(Records excerpted from a collection)
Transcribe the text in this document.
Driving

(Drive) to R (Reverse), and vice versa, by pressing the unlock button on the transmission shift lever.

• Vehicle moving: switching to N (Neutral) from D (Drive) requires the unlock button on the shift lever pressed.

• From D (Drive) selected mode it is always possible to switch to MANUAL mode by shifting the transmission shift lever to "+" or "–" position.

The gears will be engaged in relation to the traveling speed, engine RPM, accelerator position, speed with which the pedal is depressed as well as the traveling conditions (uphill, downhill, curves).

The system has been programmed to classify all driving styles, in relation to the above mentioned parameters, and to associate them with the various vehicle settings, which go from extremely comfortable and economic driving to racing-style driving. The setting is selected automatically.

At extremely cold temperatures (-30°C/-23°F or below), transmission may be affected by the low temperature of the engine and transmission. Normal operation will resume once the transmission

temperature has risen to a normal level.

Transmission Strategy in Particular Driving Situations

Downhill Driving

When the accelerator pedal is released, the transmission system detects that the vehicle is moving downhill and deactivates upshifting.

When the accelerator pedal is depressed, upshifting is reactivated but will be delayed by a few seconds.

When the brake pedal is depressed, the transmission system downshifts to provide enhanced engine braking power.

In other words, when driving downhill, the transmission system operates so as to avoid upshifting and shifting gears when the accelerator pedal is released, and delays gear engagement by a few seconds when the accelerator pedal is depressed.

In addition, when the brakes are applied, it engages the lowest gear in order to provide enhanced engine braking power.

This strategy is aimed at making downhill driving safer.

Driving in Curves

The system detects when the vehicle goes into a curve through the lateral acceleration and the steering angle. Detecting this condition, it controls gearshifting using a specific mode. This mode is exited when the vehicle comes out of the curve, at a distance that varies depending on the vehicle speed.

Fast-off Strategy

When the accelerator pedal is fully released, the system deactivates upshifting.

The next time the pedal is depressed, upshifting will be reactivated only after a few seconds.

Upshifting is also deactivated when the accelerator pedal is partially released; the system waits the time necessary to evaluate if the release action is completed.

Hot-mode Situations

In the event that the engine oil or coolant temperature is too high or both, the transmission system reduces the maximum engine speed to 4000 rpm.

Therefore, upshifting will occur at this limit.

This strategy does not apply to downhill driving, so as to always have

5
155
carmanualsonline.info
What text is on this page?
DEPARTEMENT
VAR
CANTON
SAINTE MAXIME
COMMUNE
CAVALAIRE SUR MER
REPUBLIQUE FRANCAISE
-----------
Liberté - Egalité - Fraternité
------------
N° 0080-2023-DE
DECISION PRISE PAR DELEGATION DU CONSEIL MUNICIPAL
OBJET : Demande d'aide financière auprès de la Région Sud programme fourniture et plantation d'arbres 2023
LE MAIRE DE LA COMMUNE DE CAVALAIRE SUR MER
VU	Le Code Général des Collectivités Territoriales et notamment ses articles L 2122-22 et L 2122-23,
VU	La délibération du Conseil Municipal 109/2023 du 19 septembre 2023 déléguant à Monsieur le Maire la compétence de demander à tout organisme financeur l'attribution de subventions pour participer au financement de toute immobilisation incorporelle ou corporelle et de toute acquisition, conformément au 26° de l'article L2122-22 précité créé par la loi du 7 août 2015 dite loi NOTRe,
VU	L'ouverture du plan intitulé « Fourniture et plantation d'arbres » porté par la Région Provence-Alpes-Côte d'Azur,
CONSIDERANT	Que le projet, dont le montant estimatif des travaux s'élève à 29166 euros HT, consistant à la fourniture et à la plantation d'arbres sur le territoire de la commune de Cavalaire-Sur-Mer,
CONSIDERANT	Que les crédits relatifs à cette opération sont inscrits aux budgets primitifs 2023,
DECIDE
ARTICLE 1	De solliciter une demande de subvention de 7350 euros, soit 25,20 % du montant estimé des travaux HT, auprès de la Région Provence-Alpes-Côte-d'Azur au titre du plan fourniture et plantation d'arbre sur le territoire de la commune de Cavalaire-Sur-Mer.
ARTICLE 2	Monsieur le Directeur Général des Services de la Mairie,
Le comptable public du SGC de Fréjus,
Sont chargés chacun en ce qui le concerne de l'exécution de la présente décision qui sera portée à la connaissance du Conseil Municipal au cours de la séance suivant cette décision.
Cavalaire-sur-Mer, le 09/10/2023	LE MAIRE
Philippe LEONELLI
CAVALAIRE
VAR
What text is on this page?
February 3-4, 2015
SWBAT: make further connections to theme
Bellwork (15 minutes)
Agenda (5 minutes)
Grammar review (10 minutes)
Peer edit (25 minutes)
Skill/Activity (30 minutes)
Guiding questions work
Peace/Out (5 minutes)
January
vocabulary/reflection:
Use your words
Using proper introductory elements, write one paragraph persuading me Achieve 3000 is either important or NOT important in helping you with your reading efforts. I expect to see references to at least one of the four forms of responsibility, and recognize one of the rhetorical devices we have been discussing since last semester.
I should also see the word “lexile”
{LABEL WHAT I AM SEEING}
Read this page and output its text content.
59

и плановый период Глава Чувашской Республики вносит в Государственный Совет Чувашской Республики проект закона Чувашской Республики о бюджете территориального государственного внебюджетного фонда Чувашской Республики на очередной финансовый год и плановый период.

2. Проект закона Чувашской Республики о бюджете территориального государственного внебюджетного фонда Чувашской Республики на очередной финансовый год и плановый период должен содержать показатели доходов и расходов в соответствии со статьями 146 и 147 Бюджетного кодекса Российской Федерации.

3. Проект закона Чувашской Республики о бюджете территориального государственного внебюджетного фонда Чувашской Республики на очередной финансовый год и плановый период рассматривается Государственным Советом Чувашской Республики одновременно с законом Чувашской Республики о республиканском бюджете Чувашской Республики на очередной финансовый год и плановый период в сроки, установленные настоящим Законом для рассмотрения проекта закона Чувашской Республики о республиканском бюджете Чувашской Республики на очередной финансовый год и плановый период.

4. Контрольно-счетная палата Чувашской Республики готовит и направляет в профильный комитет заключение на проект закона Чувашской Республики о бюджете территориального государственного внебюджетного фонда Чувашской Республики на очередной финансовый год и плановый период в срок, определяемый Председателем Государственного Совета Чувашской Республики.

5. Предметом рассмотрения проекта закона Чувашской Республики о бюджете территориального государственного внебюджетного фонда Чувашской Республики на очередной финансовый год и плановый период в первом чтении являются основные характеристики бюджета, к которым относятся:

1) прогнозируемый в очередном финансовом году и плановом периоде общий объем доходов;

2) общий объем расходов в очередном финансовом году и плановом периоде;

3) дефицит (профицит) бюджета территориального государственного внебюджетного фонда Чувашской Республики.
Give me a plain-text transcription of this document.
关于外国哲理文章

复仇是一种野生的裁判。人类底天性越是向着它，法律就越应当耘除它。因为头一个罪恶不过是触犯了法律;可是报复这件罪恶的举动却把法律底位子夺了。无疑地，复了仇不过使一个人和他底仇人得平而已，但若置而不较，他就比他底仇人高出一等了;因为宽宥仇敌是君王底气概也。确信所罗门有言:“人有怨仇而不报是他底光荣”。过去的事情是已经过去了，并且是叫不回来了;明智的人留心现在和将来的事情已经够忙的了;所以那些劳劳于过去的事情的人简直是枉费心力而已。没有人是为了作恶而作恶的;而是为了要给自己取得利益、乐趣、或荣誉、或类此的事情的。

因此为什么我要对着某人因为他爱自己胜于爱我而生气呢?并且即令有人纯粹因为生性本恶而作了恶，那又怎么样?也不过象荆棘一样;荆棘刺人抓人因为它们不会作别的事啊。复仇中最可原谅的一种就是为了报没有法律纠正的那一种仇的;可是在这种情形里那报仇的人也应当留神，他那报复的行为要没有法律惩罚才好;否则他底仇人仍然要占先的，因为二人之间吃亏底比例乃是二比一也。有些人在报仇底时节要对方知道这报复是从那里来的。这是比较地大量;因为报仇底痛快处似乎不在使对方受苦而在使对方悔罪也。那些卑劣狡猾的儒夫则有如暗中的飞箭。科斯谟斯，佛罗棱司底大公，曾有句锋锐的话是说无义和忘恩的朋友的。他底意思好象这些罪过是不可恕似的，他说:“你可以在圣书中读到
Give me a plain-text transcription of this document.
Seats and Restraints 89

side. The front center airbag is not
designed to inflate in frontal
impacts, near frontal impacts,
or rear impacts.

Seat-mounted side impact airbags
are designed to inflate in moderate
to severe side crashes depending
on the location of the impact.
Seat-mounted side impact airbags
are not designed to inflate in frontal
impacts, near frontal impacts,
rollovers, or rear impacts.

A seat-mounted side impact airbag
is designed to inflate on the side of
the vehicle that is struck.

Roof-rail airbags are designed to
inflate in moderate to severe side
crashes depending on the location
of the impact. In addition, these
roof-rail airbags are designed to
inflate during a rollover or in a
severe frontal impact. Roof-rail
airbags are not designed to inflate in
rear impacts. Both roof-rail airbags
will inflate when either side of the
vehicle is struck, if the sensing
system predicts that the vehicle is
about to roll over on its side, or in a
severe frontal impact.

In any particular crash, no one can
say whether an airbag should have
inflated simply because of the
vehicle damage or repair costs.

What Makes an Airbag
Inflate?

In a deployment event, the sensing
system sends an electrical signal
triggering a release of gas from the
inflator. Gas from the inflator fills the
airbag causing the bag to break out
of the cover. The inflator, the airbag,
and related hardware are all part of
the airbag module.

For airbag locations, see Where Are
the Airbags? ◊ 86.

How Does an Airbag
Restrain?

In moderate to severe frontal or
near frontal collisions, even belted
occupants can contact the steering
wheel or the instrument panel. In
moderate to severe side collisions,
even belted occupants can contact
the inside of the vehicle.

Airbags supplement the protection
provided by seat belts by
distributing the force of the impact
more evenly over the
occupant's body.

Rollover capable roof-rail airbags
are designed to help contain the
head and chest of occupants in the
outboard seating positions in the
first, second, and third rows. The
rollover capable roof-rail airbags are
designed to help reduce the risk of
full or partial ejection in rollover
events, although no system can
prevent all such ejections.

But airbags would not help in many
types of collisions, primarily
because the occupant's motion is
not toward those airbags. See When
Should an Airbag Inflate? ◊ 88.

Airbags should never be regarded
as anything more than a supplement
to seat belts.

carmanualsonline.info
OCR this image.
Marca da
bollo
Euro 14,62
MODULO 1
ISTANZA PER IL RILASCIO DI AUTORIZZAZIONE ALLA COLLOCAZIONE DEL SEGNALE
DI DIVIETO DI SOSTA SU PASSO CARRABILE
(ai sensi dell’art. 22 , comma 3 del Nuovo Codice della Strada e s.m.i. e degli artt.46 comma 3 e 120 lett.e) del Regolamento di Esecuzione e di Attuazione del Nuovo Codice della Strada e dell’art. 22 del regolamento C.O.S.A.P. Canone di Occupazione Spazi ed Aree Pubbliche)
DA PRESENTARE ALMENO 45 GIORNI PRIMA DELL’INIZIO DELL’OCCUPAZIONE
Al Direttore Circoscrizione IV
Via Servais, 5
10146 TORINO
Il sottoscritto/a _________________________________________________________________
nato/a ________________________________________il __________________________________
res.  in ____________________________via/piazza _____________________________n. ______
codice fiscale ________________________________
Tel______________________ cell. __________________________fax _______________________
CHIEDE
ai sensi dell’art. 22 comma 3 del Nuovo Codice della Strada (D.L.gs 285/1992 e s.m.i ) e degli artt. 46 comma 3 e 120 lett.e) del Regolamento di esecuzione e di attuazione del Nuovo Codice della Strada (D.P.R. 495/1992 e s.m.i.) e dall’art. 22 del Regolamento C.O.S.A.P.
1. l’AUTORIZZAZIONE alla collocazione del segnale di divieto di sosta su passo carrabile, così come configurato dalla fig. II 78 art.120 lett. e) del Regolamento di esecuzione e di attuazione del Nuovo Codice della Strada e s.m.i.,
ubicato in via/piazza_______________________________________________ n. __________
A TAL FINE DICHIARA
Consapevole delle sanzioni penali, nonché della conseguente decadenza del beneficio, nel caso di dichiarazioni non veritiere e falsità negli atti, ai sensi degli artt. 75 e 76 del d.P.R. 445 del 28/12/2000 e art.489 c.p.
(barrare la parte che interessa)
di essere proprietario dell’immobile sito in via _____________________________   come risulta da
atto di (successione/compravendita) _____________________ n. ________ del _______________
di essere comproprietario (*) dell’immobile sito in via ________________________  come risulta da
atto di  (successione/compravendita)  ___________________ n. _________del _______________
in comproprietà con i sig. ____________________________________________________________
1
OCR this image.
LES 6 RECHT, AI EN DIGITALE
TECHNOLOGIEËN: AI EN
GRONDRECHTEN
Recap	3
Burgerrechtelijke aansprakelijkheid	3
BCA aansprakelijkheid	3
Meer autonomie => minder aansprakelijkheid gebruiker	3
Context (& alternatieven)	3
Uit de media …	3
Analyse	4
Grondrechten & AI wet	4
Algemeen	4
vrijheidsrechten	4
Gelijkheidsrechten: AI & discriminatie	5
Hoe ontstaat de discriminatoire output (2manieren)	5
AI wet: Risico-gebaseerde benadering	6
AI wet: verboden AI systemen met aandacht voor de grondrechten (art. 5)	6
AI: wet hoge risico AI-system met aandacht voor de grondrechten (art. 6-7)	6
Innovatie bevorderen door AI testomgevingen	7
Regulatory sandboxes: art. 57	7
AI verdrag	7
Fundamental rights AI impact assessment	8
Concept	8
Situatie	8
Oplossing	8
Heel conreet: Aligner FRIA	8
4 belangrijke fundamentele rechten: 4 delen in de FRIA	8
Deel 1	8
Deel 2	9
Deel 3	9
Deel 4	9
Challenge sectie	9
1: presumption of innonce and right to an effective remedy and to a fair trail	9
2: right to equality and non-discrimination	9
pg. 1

* **THE EXERCISE**
What is the number of lines in these records that contain "Provence"? Reply with the number only.

* **OUTPUT OF THE TASK**
2